(Data extracted from a collection)
########################################

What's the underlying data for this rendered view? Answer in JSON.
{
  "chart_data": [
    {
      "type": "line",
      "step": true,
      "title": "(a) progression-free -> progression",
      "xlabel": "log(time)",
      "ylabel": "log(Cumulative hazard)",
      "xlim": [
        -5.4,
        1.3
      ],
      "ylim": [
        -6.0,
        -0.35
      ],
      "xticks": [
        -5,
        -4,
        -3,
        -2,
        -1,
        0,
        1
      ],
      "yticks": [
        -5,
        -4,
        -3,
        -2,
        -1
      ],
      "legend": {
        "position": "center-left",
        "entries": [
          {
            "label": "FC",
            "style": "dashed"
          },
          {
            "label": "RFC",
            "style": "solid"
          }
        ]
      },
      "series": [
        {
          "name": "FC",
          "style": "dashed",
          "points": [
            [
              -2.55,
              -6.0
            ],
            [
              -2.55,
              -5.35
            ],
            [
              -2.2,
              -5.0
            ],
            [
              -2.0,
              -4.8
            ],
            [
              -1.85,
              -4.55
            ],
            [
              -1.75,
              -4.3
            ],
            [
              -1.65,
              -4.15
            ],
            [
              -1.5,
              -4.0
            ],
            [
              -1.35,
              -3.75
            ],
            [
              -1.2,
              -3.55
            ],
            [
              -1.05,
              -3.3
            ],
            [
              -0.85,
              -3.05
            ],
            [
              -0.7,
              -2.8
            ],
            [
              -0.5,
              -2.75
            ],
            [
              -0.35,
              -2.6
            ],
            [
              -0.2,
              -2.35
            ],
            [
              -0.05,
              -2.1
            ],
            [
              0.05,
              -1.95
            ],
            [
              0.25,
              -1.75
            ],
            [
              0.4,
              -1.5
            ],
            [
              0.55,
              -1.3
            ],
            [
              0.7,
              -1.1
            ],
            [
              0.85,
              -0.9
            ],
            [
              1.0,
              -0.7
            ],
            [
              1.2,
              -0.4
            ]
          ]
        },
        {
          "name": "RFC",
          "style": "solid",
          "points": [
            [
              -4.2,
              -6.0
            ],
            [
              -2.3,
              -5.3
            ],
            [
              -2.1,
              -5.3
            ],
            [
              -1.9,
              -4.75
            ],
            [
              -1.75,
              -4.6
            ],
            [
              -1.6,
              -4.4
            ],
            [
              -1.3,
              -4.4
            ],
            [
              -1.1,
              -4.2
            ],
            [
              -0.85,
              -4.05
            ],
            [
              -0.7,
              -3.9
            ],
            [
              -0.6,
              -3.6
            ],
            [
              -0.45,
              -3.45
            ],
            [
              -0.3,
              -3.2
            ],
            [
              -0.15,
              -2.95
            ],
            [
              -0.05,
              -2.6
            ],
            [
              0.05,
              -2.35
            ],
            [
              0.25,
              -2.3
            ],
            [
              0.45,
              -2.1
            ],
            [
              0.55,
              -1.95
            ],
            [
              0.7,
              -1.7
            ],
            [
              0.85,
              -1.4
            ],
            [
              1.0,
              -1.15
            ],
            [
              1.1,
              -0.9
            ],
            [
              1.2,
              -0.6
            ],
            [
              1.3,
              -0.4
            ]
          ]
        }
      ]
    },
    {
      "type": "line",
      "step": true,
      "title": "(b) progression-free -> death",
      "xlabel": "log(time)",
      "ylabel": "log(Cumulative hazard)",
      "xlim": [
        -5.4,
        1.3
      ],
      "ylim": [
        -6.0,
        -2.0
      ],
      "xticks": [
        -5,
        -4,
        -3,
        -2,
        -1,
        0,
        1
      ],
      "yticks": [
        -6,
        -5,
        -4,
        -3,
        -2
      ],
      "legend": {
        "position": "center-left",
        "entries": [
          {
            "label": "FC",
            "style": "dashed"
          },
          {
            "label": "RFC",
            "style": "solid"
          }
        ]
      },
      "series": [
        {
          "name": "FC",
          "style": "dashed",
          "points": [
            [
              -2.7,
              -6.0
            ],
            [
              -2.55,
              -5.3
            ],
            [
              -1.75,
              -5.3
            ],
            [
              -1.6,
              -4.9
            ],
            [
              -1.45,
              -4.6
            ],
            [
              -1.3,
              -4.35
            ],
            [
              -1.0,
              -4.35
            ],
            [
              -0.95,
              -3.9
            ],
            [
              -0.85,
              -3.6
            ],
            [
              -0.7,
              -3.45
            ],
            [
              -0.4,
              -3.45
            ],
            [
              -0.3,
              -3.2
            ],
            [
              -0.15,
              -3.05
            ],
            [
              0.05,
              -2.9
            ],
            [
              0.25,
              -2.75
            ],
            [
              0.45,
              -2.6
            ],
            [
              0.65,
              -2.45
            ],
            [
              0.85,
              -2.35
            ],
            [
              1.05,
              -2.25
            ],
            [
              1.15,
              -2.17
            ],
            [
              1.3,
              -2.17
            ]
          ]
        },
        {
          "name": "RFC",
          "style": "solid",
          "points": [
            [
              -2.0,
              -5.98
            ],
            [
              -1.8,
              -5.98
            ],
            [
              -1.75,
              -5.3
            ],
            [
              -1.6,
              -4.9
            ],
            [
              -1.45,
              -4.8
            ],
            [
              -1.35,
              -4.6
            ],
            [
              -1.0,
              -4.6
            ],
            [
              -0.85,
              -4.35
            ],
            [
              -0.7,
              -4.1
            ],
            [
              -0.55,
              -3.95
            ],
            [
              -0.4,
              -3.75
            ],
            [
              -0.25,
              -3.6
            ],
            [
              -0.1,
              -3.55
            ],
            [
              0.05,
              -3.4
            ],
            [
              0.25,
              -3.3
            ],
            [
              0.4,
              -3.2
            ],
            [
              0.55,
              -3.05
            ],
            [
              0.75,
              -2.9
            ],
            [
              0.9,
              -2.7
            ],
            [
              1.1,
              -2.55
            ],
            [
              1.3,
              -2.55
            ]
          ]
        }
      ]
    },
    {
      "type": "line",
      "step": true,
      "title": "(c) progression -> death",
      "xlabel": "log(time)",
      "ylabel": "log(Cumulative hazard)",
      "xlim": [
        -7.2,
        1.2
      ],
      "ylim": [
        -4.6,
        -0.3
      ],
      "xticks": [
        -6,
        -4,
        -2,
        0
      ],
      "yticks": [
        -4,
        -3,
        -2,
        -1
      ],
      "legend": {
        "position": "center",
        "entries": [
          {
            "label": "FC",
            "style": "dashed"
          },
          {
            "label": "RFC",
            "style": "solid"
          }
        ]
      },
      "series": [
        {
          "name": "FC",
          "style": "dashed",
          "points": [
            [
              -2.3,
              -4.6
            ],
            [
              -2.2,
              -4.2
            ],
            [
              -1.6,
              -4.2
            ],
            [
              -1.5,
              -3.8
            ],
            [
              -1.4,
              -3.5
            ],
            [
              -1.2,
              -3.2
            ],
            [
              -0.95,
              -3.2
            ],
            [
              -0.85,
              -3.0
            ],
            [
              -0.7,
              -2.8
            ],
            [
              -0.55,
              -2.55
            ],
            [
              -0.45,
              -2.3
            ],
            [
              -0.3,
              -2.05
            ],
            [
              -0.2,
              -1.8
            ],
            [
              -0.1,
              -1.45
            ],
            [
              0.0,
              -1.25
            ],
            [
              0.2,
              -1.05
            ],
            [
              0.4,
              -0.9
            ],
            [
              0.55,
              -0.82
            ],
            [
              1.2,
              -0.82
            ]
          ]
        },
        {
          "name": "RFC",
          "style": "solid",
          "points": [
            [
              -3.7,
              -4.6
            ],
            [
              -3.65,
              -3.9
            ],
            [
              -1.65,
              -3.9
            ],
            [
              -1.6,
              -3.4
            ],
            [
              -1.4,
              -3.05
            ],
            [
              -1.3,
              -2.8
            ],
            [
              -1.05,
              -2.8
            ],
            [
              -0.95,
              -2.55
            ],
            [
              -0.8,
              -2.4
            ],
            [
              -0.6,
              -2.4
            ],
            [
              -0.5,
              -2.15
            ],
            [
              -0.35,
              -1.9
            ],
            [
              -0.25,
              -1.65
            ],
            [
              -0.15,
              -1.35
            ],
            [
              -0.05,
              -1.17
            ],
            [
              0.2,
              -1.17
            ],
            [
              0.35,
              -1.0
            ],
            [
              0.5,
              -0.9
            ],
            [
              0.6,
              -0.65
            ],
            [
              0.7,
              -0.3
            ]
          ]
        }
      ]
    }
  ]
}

########################################

• Challenge
Reply with only the number of lines in the entries that contain the word "title".

• Answer to this task
3